Given passage ->
·····

Mike Parsons in another Mistral was third.



Walt Collins won the slightly slower Gen 1 division in his Europe Dinghy (though he was giving the Mistrals fits on Saturday). Here he is is to windward of another Europe Dinghy owned by John Pugh. (John and Sarah Pugh host the fleet out of their backyard on the river - a nice grass lawn - we are indeed spoiled!)



Randall Swan won the Vintage division in his 60 year old Etchell's Connecticut Moth.



Carol Terryberry borrowed a Mint design and acquitted herself well to win the Women's Trophy and Zach Balluzzo took the Junior Trophy. Fifteen Mothboats competed, down from last year, with some significant no-shows including multi National Champ, Jeff Linton. Next year will be very interesting as the class voted at the AGM to make the Vintage winner the National Champion of 2014. This is to celebrate the 25th anniversary regatta since the resurrection of the U.S. Classic Moth Class in 1989. The intention will be to highlight racing in some of the early Mothboat designs. There will be a push on for skippers to uncover unused Dorr-Willey's, Ventnor's Connecticut's, and other pre and post WWII one-off Mothboat designs for this regatta (complete with wood masts and booms).

A grateful TOH to Greg Duncan, Regatta Chair and the aforementioned John and Sarah Pugh for another delightful weekend in E-City.

·····

Lines of data

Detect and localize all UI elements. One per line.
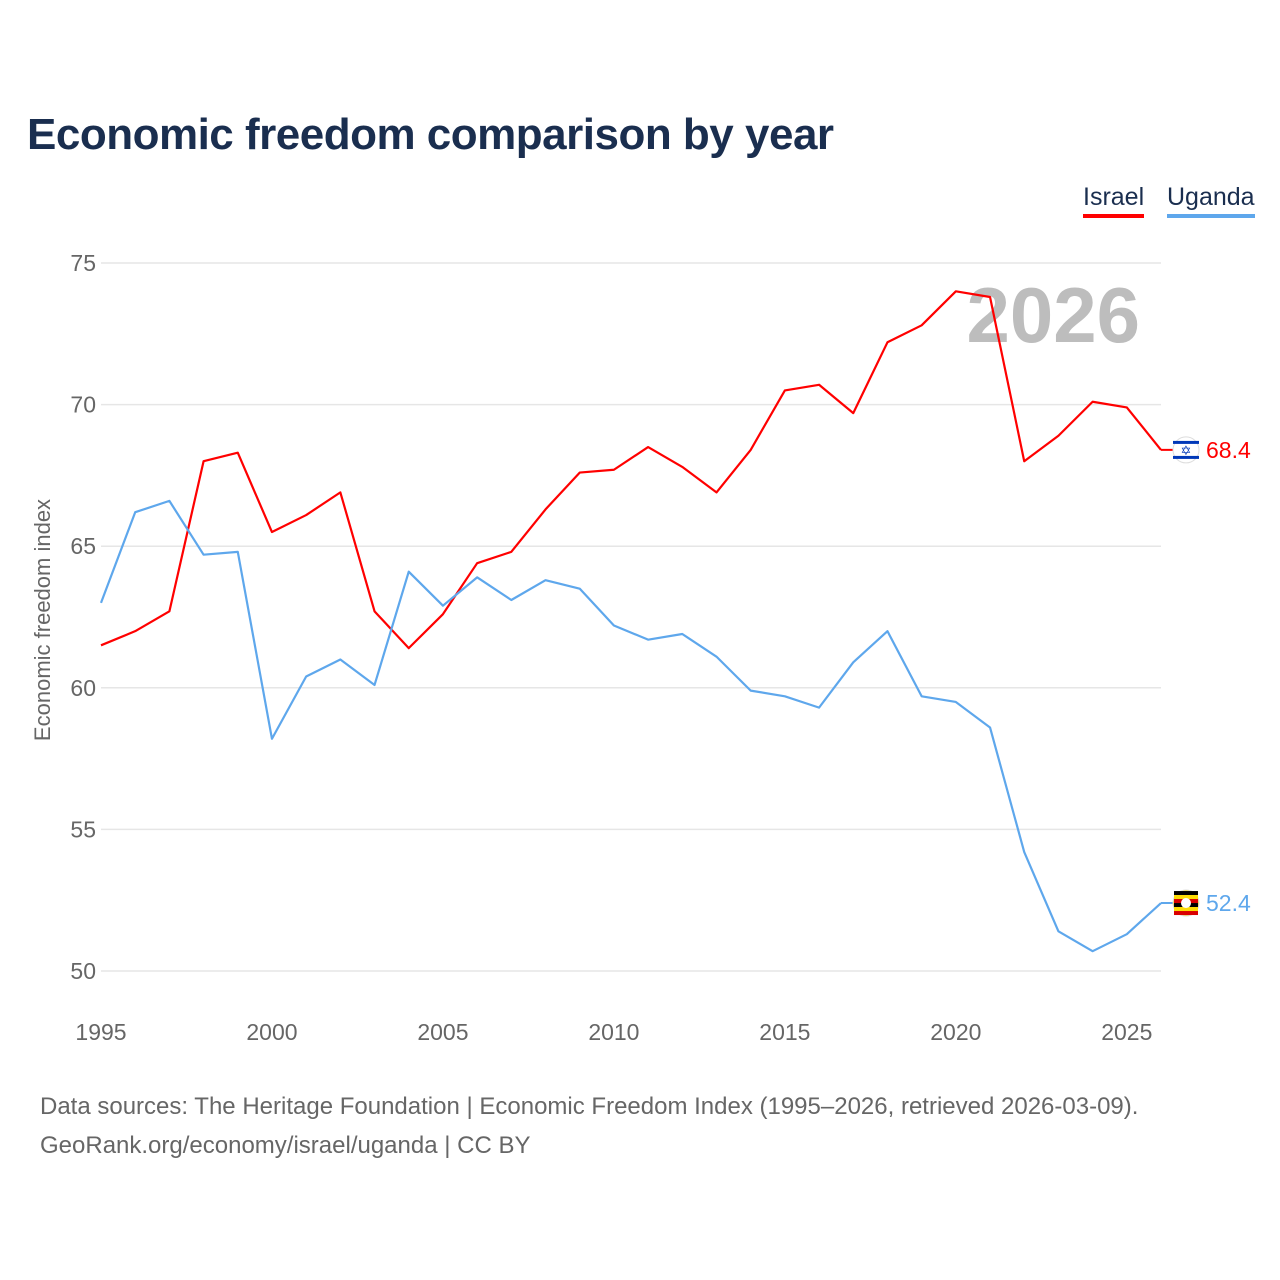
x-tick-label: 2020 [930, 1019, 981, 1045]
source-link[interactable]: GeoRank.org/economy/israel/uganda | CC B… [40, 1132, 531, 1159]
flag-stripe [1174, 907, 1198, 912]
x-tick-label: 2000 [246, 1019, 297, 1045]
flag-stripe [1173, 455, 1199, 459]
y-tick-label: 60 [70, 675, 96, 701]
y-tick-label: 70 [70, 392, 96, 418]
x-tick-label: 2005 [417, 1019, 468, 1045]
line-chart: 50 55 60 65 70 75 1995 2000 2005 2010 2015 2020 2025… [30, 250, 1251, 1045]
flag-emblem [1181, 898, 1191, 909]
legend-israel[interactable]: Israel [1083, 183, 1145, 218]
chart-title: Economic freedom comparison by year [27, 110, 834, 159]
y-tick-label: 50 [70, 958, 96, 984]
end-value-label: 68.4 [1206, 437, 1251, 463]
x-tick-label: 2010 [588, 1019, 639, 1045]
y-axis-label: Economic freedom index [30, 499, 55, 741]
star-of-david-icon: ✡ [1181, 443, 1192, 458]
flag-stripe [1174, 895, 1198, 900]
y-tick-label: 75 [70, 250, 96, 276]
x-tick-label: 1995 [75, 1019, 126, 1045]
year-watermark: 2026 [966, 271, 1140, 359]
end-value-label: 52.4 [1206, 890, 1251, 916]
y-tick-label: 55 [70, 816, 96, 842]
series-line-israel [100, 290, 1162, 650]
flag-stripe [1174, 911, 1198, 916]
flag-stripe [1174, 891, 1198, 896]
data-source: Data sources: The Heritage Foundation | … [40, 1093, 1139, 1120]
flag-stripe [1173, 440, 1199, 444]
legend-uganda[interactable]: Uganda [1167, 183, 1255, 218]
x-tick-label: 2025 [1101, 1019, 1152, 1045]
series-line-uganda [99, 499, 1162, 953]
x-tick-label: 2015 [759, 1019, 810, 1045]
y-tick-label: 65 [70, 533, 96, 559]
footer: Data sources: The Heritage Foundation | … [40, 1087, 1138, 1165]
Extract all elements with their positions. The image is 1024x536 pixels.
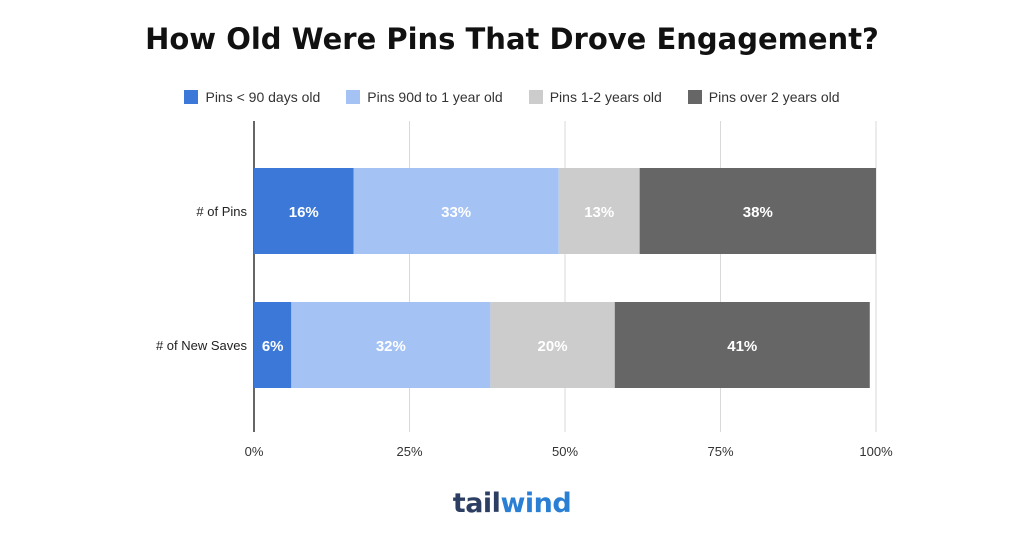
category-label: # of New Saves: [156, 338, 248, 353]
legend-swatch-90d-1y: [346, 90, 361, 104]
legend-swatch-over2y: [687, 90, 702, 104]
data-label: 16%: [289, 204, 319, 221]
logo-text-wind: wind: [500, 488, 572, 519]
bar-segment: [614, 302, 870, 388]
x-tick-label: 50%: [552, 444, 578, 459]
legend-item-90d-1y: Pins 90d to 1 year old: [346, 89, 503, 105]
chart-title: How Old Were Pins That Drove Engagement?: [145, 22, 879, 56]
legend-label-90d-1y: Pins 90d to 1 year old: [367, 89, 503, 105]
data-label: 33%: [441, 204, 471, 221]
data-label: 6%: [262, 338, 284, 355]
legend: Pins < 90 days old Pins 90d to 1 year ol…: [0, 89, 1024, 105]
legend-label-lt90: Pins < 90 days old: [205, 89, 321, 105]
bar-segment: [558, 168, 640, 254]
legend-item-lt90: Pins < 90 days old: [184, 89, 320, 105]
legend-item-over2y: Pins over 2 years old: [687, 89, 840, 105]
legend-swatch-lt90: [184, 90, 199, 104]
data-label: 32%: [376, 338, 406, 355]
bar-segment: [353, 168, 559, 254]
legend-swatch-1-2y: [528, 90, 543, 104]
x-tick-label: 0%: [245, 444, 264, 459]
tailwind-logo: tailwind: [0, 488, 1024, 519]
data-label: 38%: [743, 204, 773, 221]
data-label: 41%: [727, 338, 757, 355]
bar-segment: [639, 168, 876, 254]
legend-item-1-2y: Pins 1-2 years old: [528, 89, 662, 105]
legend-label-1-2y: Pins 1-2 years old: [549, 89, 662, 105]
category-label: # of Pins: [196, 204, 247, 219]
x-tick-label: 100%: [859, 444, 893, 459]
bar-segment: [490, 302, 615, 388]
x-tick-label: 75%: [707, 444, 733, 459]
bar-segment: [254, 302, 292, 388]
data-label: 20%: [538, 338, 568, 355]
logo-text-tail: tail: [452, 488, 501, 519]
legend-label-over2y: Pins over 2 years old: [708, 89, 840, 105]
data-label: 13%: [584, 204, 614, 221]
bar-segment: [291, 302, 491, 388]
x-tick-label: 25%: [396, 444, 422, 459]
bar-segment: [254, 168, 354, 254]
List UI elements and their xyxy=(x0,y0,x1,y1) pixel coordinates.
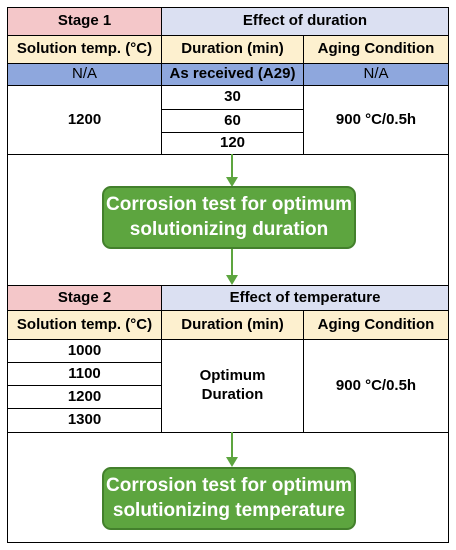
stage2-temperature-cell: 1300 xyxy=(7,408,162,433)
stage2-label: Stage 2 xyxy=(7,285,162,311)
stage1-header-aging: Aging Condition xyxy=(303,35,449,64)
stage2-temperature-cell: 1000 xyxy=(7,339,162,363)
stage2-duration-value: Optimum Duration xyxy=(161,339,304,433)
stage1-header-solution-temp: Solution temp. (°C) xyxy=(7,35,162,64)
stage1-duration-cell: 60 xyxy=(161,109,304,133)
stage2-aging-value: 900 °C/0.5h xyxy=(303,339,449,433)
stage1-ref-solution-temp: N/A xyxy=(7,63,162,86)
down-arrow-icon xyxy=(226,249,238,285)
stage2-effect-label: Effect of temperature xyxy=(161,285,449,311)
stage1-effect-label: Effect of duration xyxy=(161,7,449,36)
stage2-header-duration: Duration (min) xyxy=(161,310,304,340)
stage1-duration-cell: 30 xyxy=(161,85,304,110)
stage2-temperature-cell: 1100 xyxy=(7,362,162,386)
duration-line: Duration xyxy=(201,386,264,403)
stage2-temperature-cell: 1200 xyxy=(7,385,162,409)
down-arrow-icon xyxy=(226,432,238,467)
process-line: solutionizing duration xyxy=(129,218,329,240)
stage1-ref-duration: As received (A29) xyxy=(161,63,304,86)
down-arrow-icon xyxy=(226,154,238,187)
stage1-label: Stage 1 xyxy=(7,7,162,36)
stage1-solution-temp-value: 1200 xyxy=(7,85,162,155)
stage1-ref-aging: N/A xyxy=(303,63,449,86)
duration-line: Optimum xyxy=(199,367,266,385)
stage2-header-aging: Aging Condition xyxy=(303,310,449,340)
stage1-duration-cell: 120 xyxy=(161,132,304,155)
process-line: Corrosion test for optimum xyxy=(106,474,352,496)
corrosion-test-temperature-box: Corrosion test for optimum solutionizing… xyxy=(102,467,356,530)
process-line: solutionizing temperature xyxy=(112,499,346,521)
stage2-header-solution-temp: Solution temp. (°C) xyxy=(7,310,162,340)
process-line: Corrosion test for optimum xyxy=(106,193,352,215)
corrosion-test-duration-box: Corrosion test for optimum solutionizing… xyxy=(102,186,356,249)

·····

Repeat word for word the stretch of the regatta report from "Carol Terryberry borrowed" through "masts and booms).". Work only from the regatta report and not from the listing.

Result of the exercise ->
Carol Terryberry borrowed a Mint design and acquitted herself well to win the Women's Trophy and Zach Balluzzo took the Junior Trophy. Fifteen Mothboats competed, down from last year, with some significant no-shows including multi National Champ, Jeff Linton. Next year will be very interesting as the class voted at the AGM to make the Vintage winner the National Champion of 2014. This is to celebrate the 25th anniversary regatta since the resurrection of the U.S. Classic Moth Class in 1989. The intention will be to highlight racing in some of the early Mothboat designs. There will be a push on for skippers to uncover unused Dorr-Willey's, Ventnor's Connecticut's, and other pre and post WWII one-off Mothboat designs for this regatta (complete with wood masts and booms).